Work to be completed
Omit every image, and transcribe the remaining entries exactly as given.

======

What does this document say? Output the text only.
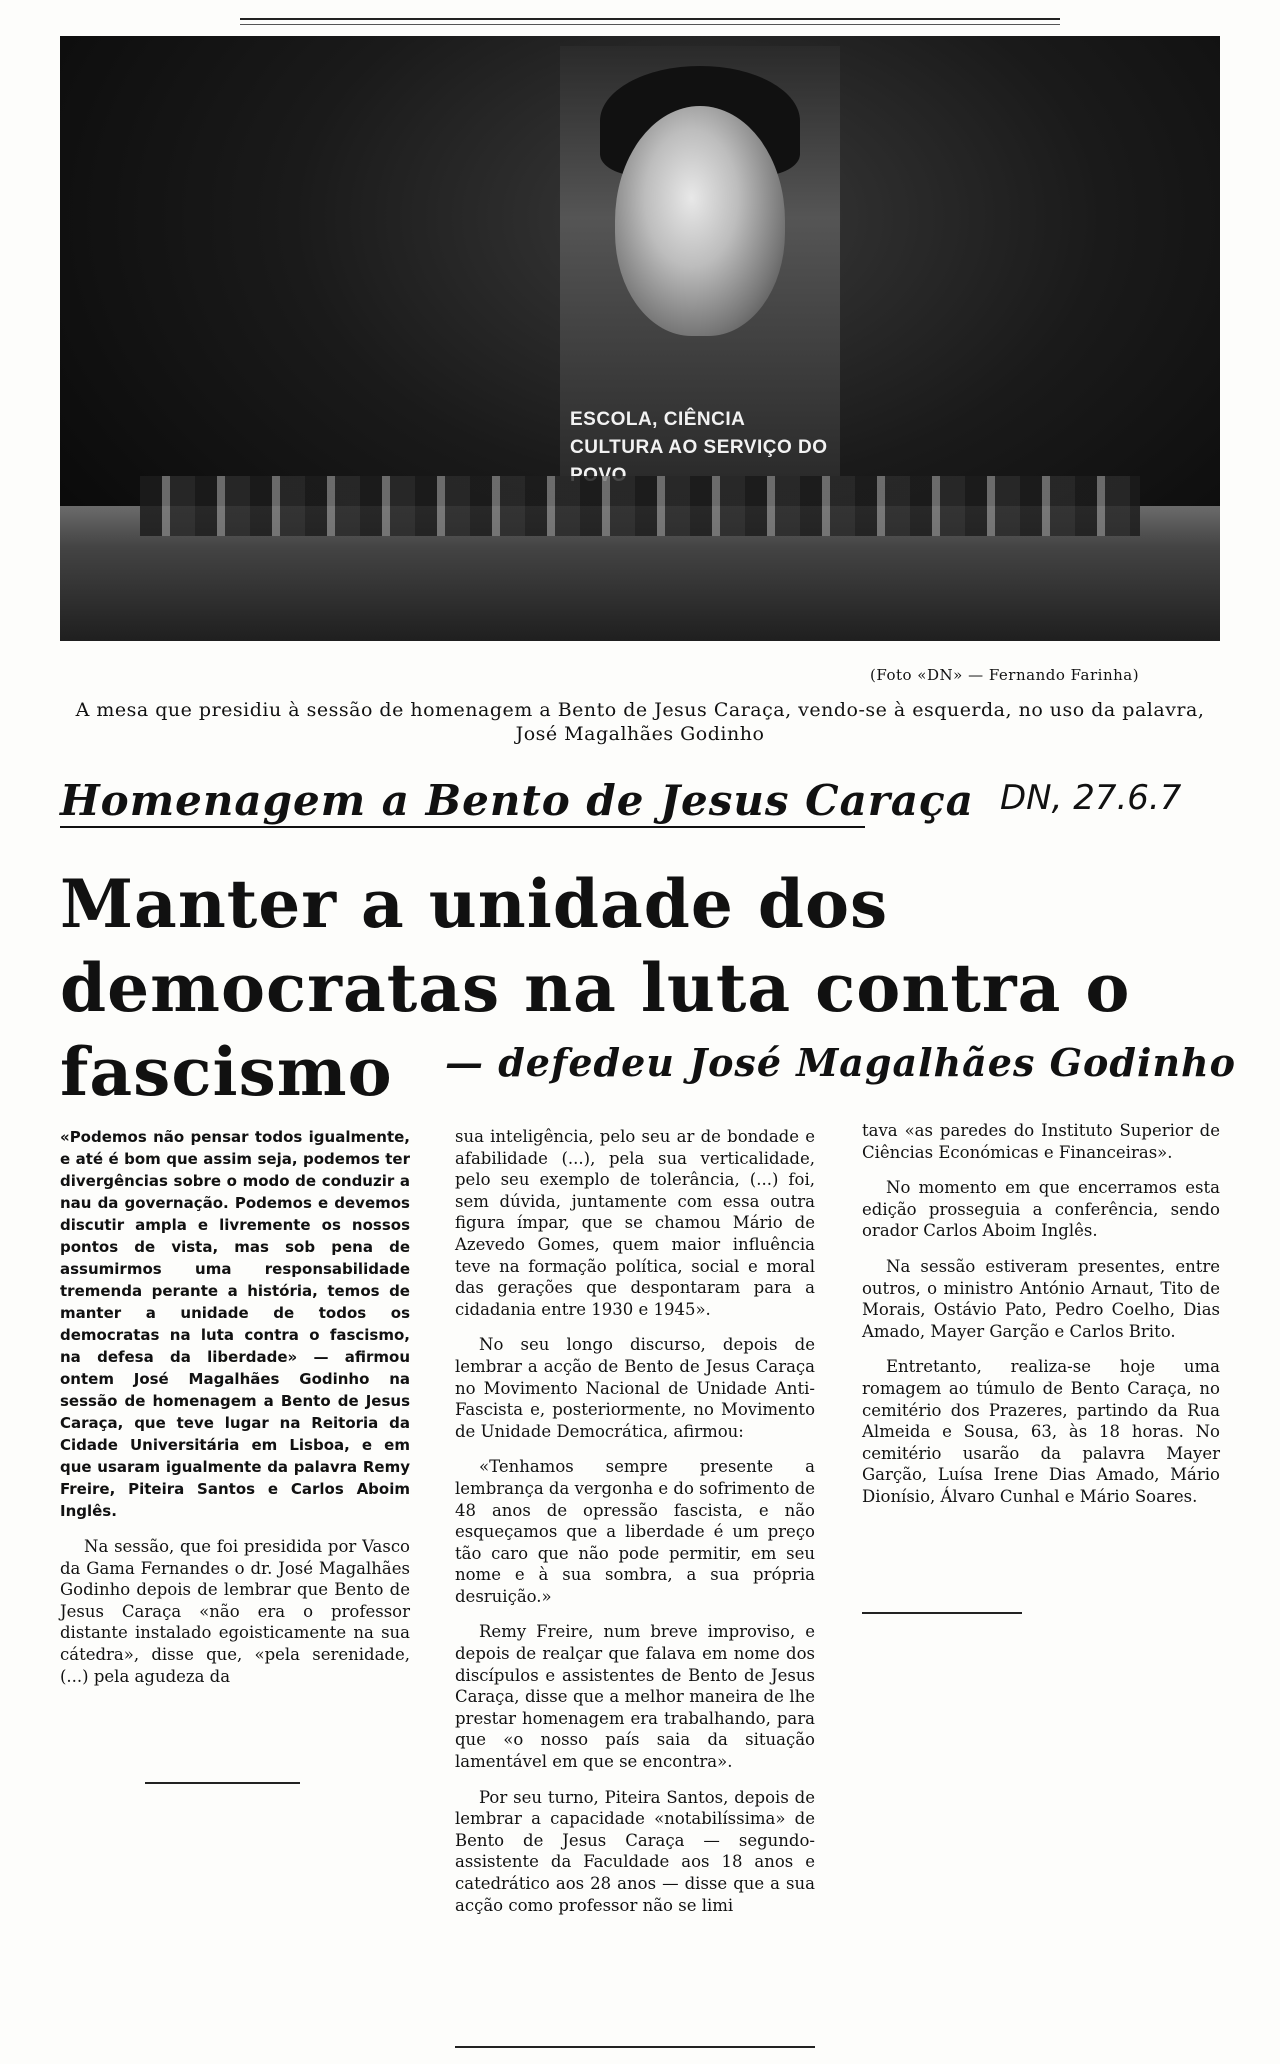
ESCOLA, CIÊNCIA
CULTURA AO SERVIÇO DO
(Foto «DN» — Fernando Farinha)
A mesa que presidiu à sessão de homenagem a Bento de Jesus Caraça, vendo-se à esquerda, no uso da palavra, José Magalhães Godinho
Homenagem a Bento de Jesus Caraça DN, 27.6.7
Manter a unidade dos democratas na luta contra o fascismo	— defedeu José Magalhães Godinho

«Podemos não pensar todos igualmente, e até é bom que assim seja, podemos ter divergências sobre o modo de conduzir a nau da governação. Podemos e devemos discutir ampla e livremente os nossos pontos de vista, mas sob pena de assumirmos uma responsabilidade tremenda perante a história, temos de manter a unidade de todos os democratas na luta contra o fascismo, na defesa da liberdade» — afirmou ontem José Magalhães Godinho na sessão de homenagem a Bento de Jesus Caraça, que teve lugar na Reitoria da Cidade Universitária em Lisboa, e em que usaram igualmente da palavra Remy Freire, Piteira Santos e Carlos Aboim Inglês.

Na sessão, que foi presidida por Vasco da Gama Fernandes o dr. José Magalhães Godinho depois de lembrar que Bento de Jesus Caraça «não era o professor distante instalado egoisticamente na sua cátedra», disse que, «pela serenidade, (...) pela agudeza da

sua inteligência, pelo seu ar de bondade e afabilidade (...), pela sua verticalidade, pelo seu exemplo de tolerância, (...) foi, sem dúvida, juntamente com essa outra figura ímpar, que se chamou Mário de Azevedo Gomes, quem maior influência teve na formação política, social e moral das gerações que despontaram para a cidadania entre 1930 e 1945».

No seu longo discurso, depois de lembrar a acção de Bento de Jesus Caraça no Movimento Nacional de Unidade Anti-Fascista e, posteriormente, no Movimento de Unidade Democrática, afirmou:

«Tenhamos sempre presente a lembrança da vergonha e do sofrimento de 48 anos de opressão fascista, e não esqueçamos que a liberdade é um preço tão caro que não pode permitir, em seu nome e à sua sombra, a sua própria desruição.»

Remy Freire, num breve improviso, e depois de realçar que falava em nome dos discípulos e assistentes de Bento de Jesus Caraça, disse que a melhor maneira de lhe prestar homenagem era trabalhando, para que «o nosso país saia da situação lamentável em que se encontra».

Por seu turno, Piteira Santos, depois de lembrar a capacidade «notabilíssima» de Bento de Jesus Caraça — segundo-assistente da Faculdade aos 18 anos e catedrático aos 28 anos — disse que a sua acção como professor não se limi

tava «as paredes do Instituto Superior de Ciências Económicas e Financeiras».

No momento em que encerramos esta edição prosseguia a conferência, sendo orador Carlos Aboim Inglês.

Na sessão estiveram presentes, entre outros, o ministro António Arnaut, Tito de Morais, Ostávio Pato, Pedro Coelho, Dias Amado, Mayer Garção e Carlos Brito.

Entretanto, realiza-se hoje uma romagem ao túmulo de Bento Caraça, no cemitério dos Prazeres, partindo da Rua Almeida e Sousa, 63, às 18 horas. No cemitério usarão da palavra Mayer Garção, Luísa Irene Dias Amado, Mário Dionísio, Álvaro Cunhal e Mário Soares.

======

Solution for this task
What does this document say? Output the text only.
ESCOLA, CIÊNCIA
CULTURA AO SERVIÇO DO
(Foto «DN» — Fernando Farinha)
A mesa que presidiu à sessão de homenagem a Bento de Jesus Caraça, vendo-se à esquerda, no uso da palavra, José Magalhães Godinho
Homenagem a Bento de Jesus Caraça DN, 27.6.7
Manter a unidade dos democratas na luta contra o fascismo	— defedeu José Magalhães Godinho

«Podemos não pensar todos igualmente, e até é bom que assim seja, podemos ter divergências sobre o modo de conduzir a nau da governação. Podemos e devemos discutir ampla e livremente os nossos pontos de vista, mas sob pena de assumirmos uma responsabilidade tremenda perante a história, temos de manter a unidade de todos os democratas na luta contra o fascismo, na defesa da liberdade» — afirmou ontem José Magalhães Godinho na sessão de homenagem a Bento de Jesus Caraça, que teve lugar na Reitoria da Cidade Universitária em Lisboa, e em que usaram igualmente da palavra Remy Freire, Piteira Santos e Carlos Aboim Inglês.

Na sessão, que foi presidida por Vasco da Gama Fernandes o dr. José Magalhães Godinho depois de lembrar que Bento de Jesus Caraça «não era o professor distante instalado egoisticamente na sua cátedra», disse que, «pela serenidade, (...) pela agudeza da

sua inteligência, pelo seu ar de bondade e afabilidade (...), pela sua verticalidade, pelo seu exemplo de tolerância, (...) foi, sem dúvida, juntamente com essa outra figura ímpar, que se chamou Mário de Azevedo Gomes, quem maior influência teve na formação política, social e moral das gerações que despontaram para a cidadania entre 1930 e 1945».

No seu longo discurso, depois de lembrar a acção de Bento de Jesus Caraça no Movimento Nacional de Unidade Anti-Fascista e, posteriormente, no Movimento de Unidade Democrática, afirmou:

«Tenhamos sempre presente a lembrança da vergonha e do sofrimento de 48 anos de opressão fascista, e não esqueçamos que a liberdade é um preço tão caro que não pode permitir, em seu nome e à sua sombra, a sua própria desruição.»

Remy Freire, num breve improviso, e depois de realçar que falava em nome dos discípulos e assistentes de Bento de Jesus Caraça, disse que a melhor maneira de lhe prestar homenagem era trabalhando, para que «o nosso país saia da situação lamentável em que se encontra».

Por seu turno, Piteira Santos, depois de lembrar a capacidade «notabilíssima» de Bento de Jesus Caraça — segundo-assistente da Faculdade aos 18 anos e catedrático aos 28 anos — disse que a sua acção como professor não se limi

tava «as paredes do Instituto Superior de Ciências Económicas e Financeiras».

No momento em que encerramos esta edição prosseguia a conferência, sendo orador Carlos Aboim Inglês.

Na sessão estiveram presentes, entre outros, o ministro António Arnaut, Tito de Morais, Ostávio Pato, Pedro Coelho, Dias Amado, Mayer Garção e Carlos Brito.

Entretanto, realiza-se hoje uma romagem ao túmulo de Bento Caraça, no cemitério dos Prazeres, partindo da Rua Almeida e Sousa, 63, às 18 horas. No cemitério usarão da palavra Mayer Garção, Luísa Irene Dias Amado, Mário Dionísio, Álvaro Cunhal e Mário Soares.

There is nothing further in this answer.